## begin INPUT ROWS

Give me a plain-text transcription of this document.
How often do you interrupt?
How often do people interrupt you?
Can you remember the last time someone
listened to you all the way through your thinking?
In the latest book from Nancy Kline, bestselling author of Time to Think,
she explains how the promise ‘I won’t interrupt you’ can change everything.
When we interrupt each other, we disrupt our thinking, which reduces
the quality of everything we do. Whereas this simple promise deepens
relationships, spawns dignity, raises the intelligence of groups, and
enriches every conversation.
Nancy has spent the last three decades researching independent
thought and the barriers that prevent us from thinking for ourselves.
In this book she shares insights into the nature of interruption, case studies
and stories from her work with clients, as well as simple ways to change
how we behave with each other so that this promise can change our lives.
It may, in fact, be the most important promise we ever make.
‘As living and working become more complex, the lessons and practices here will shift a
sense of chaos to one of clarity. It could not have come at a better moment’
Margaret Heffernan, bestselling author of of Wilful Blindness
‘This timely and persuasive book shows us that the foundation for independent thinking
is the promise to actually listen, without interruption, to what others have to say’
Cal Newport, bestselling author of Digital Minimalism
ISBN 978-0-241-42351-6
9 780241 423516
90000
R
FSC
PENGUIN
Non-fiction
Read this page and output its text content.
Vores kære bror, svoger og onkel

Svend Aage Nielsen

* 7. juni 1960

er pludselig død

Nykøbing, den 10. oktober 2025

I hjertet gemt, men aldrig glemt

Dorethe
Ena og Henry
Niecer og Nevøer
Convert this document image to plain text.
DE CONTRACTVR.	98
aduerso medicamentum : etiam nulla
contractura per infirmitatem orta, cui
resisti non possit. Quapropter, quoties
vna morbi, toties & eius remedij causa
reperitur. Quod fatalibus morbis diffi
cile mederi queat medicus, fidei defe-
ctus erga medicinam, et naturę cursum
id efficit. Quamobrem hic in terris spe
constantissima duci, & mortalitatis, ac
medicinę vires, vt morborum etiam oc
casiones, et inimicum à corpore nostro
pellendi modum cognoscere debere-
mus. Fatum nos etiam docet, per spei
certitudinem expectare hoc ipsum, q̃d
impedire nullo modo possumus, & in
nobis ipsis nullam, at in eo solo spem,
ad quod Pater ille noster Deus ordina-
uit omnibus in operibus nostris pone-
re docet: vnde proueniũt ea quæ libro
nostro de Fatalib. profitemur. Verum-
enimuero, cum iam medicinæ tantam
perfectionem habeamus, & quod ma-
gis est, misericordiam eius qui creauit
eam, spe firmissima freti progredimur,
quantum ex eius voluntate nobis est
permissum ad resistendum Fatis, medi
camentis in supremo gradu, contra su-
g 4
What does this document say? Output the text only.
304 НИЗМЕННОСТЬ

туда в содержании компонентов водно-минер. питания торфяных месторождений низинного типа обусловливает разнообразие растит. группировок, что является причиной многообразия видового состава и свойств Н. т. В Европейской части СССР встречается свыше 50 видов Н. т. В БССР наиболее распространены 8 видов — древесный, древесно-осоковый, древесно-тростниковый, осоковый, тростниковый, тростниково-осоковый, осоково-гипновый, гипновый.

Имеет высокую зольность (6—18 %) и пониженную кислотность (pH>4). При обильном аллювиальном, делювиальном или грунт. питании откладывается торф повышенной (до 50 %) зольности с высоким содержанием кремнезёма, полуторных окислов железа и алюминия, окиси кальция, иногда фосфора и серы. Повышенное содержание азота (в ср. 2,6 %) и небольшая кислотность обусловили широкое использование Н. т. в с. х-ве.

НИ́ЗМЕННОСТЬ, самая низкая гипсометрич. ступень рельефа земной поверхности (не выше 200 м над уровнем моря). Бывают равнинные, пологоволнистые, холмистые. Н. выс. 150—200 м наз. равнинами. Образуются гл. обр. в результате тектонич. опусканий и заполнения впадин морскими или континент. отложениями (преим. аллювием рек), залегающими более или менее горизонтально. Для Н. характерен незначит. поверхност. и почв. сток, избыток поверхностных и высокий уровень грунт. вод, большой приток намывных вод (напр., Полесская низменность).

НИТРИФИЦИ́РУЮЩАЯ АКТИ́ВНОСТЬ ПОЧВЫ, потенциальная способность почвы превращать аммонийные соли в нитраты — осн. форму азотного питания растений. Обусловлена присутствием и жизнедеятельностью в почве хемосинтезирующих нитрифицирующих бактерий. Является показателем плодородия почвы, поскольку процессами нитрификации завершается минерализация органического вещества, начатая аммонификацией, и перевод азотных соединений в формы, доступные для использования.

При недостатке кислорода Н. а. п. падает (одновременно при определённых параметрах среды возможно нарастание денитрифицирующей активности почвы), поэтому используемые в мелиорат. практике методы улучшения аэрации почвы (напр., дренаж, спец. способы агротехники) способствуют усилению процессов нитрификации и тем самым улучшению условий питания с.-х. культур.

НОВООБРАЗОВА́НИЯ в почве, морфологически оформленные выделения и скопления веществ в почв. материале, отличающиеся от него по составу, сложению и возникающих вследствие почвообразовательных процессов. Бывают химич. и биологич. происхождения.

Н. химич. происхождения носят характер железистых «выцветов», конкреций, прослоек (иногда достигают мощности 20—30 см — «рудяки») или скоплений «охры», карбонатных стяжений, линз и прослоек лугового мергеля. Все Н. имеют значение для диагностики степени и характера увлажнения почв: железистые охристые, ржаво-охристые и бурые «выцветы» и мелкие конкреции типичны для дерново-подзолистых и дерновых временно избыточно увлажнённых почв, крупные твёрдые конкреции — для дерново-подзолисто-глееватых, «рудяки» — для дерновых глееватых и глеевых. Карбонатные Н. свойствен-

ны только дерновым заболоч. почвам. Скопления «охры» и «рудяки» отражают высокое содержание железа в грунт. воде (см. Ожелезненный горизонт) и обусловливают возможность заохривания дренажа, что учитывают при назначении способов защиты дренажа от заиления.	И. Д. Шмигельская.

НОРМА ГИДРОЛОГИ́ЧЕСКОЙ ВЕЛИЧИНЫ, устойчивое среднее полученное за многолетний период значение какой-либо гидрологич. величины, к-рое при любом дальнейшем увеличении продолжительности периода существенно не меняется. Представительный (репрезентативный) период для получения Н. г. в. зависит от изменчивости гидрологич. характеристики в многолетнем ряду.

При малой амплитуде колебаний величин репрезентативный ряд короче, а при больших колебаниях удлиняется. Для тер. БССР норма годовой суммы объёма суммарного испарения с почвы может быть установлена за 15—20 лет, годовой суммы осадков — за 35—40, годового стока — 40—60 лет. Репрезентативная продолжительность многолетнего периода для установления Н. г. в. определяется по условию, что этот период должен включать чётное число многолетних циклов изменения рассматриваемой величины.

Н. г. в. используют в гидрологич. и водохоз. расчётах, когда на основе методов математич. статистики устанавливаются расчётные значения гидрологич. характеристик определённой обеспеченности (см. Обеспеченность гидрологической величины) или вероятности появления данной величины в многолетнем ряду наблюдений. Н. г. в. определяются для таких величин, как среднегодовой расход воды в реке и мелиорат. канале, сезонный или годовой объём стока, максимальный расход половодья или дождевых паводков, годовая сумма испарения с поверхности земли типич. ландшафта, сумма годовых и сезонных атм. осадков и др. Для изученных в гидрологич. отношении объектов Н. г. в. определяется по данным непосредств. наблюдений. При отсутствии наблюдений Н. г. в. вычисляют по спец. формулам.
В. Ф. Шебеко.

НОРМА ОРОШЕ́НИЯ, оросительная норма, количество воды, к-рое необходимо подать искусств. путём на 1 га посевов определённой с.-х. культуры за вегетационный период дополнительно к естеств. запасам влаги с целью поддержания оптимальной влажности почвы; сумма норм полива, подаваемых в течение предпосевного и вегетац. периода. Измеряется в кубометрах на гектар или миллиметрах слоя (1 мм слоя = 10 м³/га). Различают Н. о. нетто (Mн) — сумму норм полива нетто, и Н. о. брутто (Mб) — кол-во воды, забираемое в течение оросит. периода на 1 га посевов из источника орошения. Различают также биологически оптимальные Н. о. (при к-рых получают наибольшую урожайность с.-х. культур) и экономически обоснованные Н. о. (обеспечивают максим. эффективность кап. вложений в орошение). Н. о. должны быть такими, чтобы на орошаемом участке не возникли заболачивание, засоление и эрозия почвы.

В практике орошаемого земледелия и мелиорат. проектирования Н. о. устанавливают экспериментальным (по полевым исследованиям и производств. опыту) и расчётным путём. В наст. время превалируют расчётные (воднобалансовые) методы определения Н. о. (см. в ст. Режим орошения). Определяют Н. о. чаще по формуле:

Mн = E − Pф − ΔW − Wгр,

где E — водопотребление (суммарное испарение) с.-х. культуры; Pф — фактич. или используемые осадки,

## end INPUT ROWS

* **OBJECTIVE**: Find every line that has "each" in it, then return those lines.

* **RESULT FOR THIS EXERCISE**:
When we interrupt each other, we disrupt our thinking, which reduces
how we behave with each other so that this promise can change our lives.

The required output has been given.